• [Stated problem]: Copy out each of the lines below word for word, with no changes.

--- start Supplied information ---

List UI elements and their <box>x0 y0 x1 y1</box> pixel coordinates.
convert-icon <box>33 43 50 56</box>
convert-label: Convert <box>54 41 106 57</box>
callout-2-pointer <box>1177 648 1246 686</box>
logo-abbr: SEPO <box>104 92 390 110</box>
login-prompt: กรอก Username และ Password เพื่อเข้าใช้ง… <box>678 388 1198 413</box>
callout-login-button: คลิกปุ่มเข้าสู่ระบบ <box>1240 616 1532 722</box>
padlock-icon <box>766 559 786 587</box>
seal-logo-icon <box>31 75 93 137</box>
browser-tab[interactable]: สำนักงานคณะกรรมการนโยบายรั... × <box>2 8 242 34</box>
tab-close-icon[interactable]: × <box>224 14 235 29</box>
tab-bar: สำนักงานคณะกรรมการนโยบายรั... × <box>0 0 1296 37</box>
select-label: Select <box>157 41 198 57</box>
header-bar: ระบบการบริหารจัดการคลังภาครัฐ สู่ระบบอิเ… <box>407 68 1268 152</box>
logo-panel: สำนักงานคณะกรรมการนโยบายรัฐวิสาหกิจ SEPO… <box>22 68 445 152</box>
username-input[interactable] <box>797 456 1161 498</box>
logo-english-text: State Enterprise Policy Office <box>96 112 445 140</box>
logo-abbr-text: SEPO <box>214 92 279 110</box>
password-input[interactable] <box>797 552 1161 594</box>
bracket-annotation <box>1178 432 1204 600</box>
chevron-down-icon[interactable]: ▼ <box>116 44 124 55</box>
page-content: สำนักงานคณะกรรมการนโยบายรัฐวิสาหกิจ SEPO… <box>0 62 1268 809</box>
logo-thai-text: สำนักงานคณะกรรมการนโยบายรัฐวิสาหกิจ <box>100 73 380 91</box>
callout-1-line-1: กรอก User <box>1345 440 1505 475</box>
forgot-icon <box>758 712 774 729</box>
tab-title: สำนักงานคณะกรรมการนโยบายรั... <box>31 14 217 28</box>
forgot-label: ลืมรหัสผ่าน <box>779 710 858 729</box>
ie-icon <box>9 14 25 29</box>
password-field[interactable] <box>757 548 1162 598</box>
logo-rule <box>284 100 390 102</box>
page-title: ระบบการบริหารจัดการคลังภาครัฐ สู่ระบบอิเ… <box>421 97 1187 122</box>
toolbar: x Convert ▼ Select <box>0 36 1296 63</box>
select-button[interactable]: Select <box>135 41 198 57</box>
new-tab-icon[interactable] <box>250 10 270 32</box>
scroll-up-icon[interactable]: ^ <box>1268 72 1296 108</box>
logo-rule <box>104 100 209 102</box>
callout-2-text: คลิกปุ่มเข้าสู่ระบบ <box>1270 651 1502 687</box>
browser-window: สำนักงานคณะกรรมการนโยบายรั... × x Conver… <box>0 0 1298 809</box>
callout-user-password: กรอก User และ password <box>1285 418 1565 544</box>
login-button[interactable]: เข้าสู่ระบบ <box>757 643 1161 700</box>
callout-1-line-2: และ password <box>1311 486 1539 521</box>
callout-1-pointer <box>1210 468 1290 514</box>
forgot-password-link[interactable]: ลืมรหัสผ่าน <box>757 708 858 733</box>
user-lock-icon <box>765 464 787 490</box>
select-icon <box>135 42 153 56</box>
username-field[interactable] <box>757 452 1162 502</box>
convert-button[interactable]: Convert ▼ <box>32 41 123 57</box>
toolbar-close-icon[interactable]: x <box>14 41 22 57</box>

--- end Supplied information ---

• [Output below]:
List UI elements and their <box>x0 y0 x1 y1</box> pixel coordinates.
convert-icon <box>33 43 50 56</box>
convert-label: Convert <box>54 41 106 57</box>
callout-2-pointer <box>1177 648 1246 686</box>
logo-abbr: SEPO <box>104 92 390 110</box>
login-prompt: กรอก Username และ Password เพื่อเข้าใช้ง… <box>678 388 1198 413</box>
callout-login-button: คลิกปุ่มเข้าสู่ระบบ <box>1240 616 1532 722</box>
padlock-icon <box>766 559 786 587</box>
seal-logo-icon <box>31 75 93 137</box>
browser-tab[interactable]: สำนักงานคณะกรรมการนโยบายรั... × <box>2 8 242 34</box>
tab-close-icon[interactable]: × <box>224 14 235 29</box>
tab-bar: สำนักงานคณะกรรมการนโยบายรั... × <box>0 0 1296 37</box>
select-label: Select <box>157 41 198 57</box>
header-bar: ระบบการบริหารจัดการคลังภาครัฐ สู่ระบบอิเ… <box>407 68 1268 152</box>
logo-panel: สำนักงานคณะกรรมการนโยบายรัฐวิสาหกิจ SEPO… <box>22 68 445 152</box>
username-input[interactable] <box>797 456 1161 498</box>
logo-english-text: State Enterprise Policy Office <box>96 112 445 140</box>
logo-abbr-text: SEPO <box>214 92 279 110</box>
password-input[interactable] <box>797 552 1161 594</box>
bracket-annotation <box>1178 432 1204 600</box>
chevron-down-icon[interactable]: ▼ <box>116 44 124 55</box>
page-content: สำนักงานคณะกรรมการนโยบายรัฐวิสาหกิจ SEPO… <box>0 62 1268 809</box>
logo-thai-text: สำนักงานคณะกรรมการนโยบายรัฐวิสาหกิจ <box>100 73 380 91</box>
callout-1-line-1: กรอก User <box>1345 440 1505 475</box>
forgot-icon <box>758 712 774 729</box>
tab-title: สำนักงานคณะกรรมการนโยบายรั... <box>31 14 217 28</box>
forgot-label: ลืมรหัสผ่าน <box>779 710 858 729</box>
ie-icon <box>9 14 25 29</box>
password-field[interactable] <box>757 548 1162 598</box>
logo-rule <box>284 100 390 102</box>
page-title: ระบบการบริหารจัดการคลังภาครัฐ สู่ระบบอิเ… <box>421 97 1187 122</box>
toolbar: x Convert ▼ Select <box>0 36 1296 63</box>
select-button[interactable]: Select <box>135 41 198 57</box>
new-tab-icon[interactable] <box>250 10 270 32</box>
scroll-up-icon[interactable]: ^ <box>1268 72 1296 108</box>
logo-rule <box>104 100 209 102</box>
callout-2-text: คลิกปุ่มเข้าสู่ระบบ <box>1270 651 1502 687</box>
browser-window: สำนักงานคณะกรรมการนโยบายรั... × x Conver… <box>0 0 1298 809</box>
callout-user-password: กรอก User และ password <box>1285 418 1565 544</box>
login-button[interactable]: เข้าสู่ระบบ <box>757 643 1161 700</box>
callout-1-line-2: และ password <box>1311 486 1539 521</box>
callout-1-pointer <box>1210 468 1290 514</box>
forgot-password-link[interactable]: ลืมรหัสผ่าน <box>757 708 858 733</box>
user-lock-icon <box>765 464 787 490</box>
select-icon <box>135 42 153 56</box>
username-field[interactable] <box>757 452 1162 502</box>
convert-button[interactable]: Convert ▼ <box>32 41 123 57</box>
toolbar-close-icon[interactable]: x <box>14 41 22 57</box>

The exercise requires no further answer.